▶ GIVEN REQUEST
Transcribe the listing that follows in full, omitting pictures.

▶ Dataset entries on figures

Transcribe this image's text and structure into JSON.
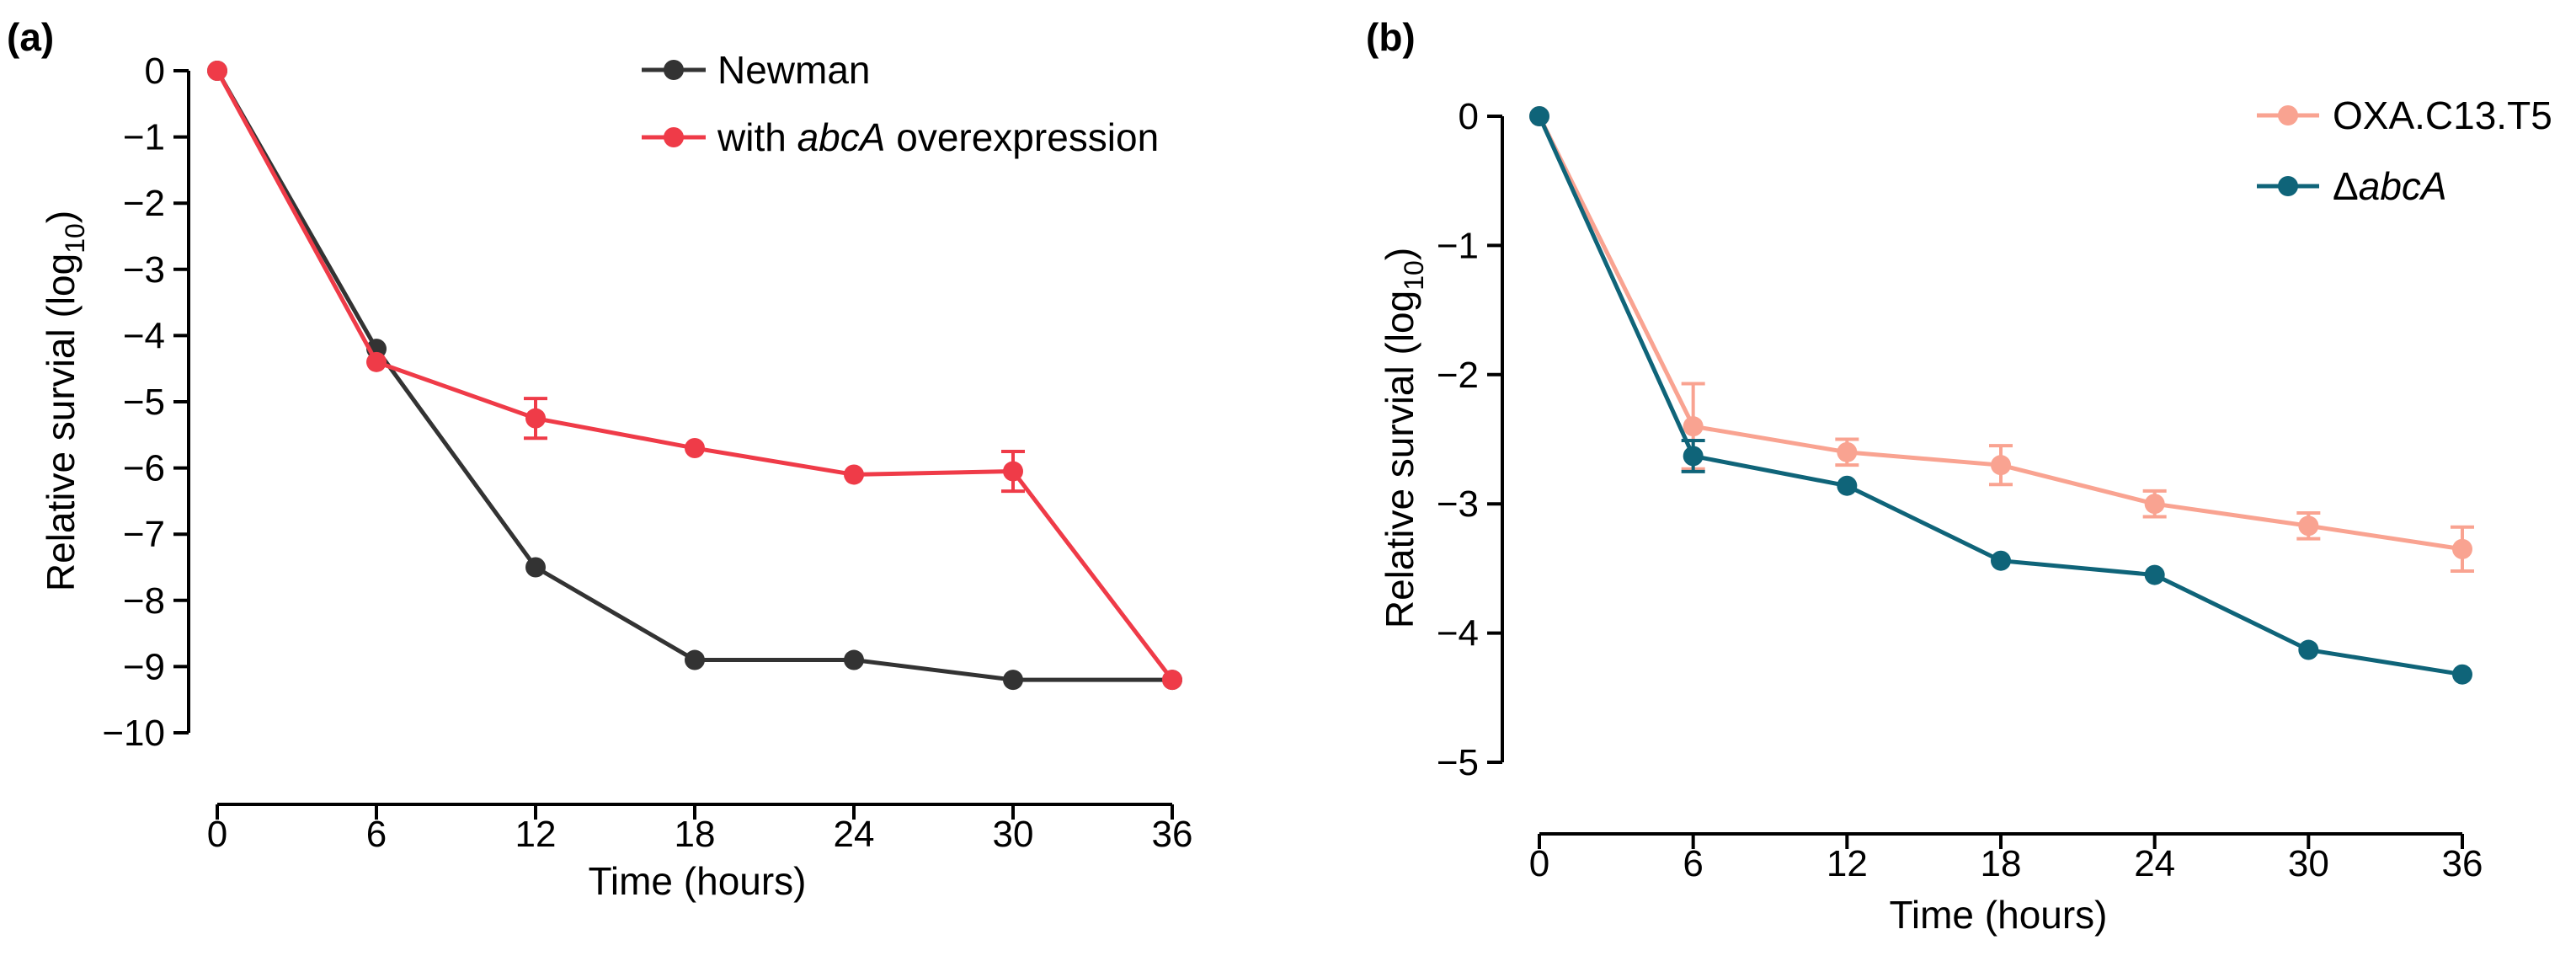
{
  "chart_data": [
    {
      "type": "line",
      "panel": "(a)",
      "xlabel": "Time (hours)",
      "ylabel_main": "Relative survial (log",
      "ylabel_sub": "10",
      "ylabel_close": ")",
      "x": [
        0,
        6,
        12,
        18,
        24,
        30,
        36
      ],
      "xlim": [
        0,
        36
      ],
      "ylim": [
        -10,
        0
      ],
      "yticks": [
        0,
        -1,
        -2,
        -3,
        -4,
        -5,
        -6,
        -7,
        -8,
        -9,
        -10
      ],
      "ytick_labels": [
        "0",
        "−1",
        "−2",
        "−3",
        "−4",
        "−5",
        "−6",
        "−7",
        "−8",
        "−9",
        "−10"
      ],
      "grid": false,
      "legend": "top-right",
      "series": [
        {
          "name": "Newman",
          "color": "#333333",
          "values": [
            0,
            -4.2,
            -7.5,
            -8.9,
            -8.9,
            -9.2,
            -9.2
          ],
          "errors": [
            0,
            0,
            0,
            0,
            0,
            0,
            0
          ]
        },
        {
          "name_prefix": "with ",
          "name_italic": "abcA",
          "name_suffix": " overexpression",
          "color": "#ef3b48",
          "values": [
            0,
            -4.4,
            -5.25,
            -5.7,
            -6.1,
            -6.05,
            -9.2
          ],
          "errors": [
            0,
            0,
            0.3,
            0,
            0,
            0.3,
            0
          ]
        }
      ]
    },
    {
      "type": "line",
      "panel": "(b)",
      "xlabel": "Time (hours)",
      "ylabel_main": "Relative survial (log",
      "ylabel_sub": "10",
      "ylabel_close": ")",
      "x": [
        0,
        6,
        12,
        18,
        24,
        30,
        36
      ],
      "xlim": [
        0,
        36
      ],
      "ylim": [
        -5,
        0
      ],
      "yticks": [
        0,
        -1,
        -2,
        -3,
        -4,
        -5
      ],
      "ytick_labels": [
        "0",
        "−1",
        "−2",
        "−3",
        "−4",
        "−5"
      ],
      "grid": false,
      "legend": "top-right",
      "series": [
        {
          "name": "OXA.C13.T5",
          "color": "#f9a391",
          "values": [
            0,
            -2.4,
            -2.6,
            -2.7,
            -3.0,
            -3.17,
            -3.35
          ],
          "errors": [
            0,
            0.33,
            0.1,
            0.15,
            0.1,
            0.1,
            0.17
          ]
        },
        {
          "name_prefix": "Δ",
          "name_italic": "abcA",
          "name_suffix": "",
          "color": "#0f6479",
          "values": [
            0,
            -2.63,
            -2.86,
            -3.44,
            -3.55,
            -4.13,
            -4.32
          ],
          "errors": [
            0,
            0.12,
            0,
            0,
            0,
            0,
            0
          ]
        }
      ]
    }
  ]
}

▶ CORRECT RESPONSE
Transcribe this image's text and structure into JSON.
{
  "chart_data": [
    {
      "type": "line",
      "panel": "(a)",
      "xlabel": "Time (hours)",
      "ylabel_main": "Relative survial (log",
      "ylabel_sub": "10",
      "ylabel_close": ")",
      "x": [
        0,
        6,
        12,
        18,
        24,
        30,
        36
      ],
      "xlim": [
        0,
        36
      ],
      "ylim": [
        -10,
        0
      ],
      "yticks": [
        0,
        -1,
        -2,
        -3,
        -4,
        -5,
        -6,
        -7,
        -8,
        -9,
        -10
      ],
      "ytick_labels": [
        "0",
        "−1",
        "−2",
        "−3",
        "−4",
        "−5",
        "−6",
        "−7",
        "−8",
        "−9",
        "−10"
      ],
      "grid": false,
      "legend": "top-right",
      "series": [
        {
          "name": "Newman",
          "color": "#333333",
          "values": [
            0,
            -4.2,
            -7.5,
            -8.9,
            -8.9,
            -9.2,
            -9.2
          ],
          "errors": [
            0,
            0,
            0,
            0,
            0,
            0,
            0
          ]
        },
        {
          "name_prefix": "with ",
          "name_italic": "abcA",
          "name_suffix": " overexpression",
          "color": "#ef3b48",
          "values": [
            0,
            -4.4,
            -5.25,
            -5.7,
            -6.1,
            -6.05,
            -9.2
          ],
          "errors": [
            0,
            0,
            0.3,
            0,
            0,
            0.3,
            0
          ]
        }
      ]
    },
    {
      "type": "line",
      "panel": "(b)",
      "xlabel": "Time (hours)",
      "ylabel_main": "Relative survial (log",
      "ylabel_sub": "10",
      "ylabel_close": ")",
      "x": [
        0,
        6,
        12,
        18,
        24,
        30,
        36
      ],
      "xlim": [
        0,
        36
      ],
      "ylim": [
        -5,
        0
      ],
      "yticks": [
        0,
        -1,
        -2,
        -3,
        -4,
        -5
      ],
      "ytick_labels": [
        "0",
        "−1",
        "−2",
        "−3",
        "−4",
        "−5"
      ],
      "grid": false,
      "legend": "top-right",
      "series": [
        {
          "name": "OXA.C13.T5",
          "color": "#f9a391",
          "values": [
            0,
            -2.4,
            -2.6,
            -2.7,
            -3.0,
            -3.17,
            -3.35
          ],
          "errors": [
            0,
            0.33,
            0.1,
            0.15,
            0.1,
            0.1,
            0.17
          ]
        },
        {
          "name_prefix": "Δ",
          "name_italic": "abcA",
          "name_suffix": "",
          "color": "#0f6479",
          "values": [
            0,
            -2.63,
            -2.86,
            -3.44,
            -3.55,
            -4.13,
            -4.32
          ],
          "errors": [
            0,
            0.12,
            0,
            0,
            0,
            0,
            0
          ]
        }
      ]
    }
  ]
}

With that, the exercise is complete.